[Begin The records]

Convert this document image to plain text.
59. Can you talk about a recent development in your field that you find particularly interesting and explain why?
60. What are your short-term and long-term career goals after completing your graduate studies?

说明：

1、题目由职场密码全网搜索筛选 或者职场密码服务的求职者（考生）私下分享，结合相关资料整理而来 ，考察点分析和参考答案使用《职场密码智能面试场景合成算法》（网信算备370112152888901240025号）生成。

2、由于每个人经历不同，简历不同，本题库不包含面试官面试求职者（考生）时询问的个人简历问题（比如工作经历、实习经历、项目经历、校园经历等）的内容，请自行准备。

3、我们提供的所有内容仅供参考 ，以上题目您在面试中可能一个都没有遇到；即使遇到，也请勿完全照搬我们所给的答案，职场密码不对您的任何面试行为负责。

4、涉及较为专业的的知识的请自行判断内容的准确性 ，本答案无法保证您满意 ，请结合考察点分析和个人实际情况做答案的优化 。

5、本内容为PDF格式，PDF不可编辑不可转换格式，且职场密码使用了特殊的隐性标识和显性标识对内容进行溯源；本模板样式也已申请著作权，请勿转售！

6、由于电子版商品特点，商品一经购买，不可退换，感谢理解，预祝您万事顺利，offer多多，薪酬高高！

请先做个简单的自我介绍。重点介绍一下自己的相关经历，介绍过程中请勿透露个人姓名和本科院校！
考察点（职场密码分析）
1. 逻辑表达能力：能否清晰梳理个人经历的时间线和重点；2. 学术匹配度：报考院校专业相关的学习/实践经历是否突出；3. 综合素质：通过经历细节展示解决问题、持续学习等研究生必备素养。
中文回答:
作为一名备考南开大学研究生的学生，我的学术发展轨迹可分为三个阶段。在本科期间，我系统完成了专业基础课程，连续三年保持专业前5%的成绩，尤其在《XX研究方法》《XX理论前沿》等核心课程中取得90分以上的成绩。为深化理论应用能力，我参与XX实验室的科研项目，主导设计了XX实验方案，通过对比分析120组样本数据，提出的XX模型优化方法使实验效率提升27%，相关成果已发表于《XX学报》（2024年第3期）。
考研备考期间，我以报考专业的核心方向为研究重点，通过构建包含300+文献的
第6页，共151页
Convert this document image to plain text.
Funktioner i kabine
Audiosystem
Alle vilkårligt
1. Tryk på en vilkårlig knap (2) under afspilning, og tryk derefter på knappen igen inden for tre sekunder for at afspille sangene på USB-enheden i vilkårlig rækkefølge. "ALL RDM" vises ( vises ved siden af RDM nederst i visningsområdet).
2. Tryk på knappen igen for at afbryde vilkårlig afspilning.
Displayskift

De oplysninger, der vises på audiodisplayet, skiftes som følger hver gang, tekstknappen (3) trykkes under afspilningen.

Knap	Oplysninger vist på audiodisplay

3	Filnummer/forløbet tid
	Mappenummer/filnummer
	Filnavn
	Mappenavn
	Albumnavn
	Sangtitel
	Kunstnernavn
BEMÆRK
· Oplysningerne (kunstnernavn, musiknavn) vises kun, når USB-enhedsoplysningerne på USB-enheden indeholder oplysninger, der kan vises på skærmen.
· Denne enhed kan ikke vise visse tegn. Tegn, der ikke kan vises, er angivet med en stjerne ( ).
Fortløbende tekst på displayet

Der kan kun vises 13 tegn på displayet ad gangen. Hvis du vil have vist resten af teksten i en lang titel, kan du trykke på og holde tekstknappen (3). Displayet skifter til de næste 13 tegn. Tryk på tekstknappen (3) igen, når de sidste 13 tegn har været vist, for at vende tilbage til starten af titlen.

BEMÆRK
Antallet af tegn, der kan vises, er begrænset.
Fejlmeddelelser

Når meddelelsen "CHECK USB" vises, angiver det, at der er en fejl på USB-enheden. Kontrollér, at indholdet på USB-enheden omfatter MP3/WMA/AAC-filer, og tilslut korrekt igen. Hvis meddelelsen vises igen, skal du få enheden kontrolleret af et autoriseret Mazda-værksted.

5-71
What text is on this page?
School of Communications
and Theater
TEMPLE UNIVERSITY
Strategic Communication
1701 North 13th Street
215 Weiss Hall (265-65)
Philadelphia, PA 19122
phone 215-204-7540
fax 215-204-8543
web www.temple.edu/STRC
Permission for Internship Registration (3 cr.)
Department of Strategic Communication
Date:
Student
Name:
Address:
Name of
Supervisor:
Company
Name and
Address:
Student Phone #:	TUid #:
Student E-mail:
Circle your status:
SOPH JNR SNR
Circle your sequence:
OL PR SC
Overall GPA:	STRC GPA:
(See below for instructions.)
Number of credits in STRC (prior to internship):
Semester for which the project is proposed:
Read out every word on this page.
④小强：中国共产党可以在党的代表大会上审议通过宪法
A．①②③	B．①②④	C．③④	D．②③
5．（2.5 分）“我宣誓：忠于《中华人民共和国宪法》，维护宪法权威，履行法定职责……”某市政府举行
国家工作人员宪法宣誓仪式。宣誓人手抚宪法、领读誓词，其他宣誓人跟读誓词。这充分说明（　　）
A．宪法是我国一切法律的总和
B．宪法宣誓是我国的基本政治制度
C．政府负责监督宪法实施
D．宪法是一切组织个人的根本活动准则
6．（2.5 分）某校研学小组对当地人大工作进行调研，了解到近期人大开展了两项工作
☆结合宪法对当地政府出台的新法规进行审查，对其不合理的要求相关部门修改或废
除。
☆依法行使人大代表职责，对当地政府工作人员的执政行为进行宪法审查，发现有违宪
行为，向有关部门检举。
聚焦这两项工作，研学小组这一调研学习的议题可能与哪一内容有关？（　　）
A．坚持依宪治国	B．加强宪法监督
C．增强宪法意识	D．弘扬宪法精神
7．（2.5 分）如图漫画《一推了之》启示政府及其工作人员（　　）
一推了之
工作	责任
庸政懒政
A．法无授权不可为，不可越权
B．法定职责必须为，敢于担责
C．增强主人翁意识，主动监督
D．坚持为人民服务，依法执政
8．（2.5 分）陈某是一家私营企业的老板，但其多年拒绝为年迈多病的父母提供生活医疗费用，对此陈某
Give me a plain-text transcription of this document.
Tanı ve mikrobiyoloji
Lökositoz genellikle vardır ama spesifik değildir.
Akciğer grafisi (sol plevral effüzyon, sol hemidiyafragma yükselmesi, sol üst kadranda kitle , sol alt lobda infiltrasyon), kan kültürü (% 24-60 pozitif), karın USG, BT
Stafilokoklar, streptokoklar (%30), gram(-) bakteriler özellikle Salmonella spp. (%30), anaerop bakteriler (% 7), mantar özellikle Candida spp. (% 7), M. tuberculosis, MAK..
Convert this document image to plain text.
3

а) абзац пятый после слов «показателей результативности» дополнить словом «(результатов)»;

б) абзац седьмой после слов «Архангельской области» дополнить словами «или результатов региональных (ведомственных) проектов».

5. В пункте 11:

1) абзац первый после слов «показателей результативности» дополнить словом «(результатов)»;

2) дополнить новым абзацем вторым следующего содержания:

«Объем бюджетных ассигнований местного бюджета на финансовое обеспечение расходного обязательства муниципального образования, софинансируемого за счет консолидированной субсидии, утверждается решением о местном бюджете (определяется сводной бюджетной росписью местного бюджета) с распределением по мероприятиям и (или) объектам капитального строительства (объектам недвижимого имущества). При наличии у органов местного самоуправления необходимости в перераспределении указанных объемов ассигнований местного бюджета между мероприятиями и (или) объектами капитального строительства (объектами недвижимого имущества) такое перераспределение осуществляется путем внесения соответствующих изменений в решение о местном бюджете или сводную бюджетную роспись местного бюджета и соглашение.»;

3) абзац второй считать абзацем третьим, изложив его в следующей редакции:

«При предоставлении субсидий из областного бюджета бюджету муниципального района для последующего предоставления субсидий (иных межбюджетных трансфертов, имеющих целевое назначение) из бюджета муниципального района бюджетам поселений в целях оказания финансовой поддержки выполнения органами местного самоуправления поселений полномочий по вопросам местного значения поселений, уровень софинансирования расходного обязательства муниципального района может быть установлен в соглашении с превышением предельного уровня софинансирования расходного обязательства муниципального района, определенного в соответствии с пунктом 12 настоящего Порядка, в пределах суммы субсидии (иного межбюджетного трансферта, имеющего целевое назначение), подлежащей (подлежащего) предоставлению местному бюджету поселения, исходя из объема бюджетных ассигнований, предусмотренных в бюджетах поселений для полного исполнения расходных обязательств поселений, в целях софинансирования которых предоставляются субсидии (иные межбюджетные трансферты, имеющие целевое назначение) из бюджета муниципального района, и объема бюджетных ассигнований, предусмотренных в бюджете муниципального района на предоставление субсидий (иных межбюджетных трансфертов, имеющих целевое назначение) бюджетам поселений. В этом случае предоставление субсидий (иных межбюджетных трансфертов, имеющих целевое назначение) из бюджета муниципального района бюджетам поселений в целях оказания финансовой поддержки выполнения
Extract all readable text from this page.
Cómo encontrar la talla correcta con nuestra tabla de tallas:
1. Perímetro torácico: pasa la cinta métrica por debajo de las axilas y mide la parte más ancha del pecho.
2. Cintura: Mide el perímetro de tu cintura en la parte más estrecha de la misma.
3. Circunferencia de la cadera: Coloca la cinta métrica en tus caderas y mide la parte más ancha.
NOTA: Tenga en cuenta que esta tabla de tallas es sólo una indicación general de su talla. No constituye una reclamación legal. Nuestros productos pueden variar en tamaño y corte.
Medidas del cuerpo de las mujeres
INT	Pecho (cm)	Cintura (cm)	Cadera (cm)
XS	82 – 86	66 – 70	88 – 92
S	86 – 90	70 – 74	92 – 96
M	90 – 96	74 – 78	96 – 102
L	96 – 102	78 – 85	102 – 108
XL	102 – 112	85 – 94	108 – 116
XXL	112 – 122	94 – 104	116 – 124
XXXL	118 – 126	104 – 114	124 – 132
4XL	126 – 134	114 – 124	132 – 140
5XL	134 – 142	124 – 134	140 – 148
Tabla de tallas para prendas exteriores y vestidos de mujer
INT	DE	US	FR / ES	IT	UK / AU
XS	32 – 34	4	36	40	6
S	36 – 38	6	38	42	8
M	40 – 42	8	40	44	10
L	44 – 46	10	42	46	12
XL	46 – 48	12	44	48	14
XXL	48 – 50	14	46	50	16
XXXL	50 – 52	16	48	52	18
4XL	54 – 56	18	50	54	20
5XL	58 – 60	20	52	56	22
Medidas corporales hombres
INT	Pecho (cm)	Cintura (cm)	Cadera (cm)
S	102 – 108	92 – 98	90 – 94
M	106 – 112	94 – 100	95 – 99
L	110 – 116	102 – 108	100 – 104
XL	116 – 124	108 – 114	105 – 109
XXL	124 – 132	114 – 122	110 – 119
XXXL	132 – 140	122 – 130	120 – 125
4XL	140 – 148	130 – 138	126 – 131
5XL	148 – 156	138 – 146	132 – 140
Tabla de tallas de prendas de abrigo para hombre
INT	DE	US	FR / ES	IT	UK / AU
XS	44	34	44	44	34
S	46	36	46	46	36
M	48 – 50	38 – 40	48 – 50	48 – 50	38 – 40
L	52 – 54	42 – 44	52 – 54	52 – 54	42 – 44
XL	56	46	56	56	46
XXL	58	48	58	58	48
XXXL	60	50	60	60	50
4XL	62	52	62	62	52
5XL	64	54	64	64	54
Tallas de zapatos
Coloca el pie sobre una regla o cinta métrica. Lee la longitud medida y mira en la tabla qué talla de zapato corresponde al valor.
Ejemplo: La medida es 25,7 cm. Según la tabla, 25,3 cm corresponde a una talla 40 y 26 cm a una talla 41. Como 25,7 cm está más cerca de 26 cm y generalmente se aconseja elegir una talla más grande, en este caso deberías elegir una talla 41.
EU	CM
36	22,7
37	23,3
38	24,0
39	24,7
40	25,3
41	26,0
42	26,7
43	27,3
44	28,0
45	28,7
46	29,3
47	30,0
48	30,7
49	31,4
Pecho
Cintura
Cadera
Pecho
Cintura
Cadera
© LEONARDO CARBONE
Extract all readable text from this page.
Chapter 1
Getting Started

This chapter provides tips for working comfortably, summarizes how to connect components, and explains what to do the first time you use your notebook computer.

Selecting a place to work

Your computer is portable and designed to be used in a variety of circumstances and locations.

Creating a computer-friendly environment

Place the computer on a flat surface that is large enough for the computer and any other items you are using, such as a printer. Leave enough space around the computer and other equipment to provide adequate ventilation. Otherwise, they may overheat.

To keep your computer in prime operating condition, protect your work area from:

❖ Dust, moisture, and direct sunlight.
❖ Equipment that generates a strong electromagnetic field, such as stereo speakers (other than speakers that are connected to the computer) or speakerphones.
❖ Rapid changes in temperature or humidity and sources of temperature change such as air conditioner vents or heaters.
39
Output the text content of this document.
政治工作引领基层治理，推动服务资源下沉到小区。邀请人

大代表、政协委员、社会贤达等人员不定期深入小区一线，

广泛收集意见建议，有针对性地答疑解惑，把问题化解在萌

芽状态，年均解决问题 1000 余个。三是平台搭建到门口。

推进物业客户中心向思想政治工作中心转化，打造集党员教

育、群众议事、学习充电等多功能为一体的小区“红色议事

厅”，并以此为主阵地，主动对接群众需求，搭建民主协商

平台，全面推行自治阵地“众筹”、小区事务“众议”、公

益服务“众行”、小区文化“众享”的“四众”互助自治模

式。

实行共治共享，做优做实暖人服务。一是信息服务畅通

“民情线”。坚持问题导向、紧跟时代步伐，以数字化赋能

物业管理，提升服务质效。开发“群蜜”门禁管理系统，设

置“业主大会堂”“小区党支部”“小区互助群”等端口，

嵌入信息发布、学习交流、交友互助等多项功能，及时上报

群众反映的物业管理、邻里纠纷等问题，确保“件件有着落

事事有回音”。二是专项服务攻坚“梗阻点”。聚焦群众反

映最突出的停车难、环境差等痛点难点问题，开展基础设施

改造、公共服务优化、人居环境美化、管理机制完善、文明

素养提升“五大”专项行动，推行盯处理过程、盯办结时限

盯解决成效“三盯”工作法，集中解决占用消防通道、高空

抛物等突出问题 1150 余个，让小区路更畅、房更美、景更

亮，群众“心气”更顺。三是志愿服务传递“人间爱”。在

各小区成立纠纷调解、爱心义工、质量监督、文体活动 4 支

[End The records]

The word "абзацем" may appear on some lines of these records; state how many such lines there are, and nothing else.

[Expected output]
2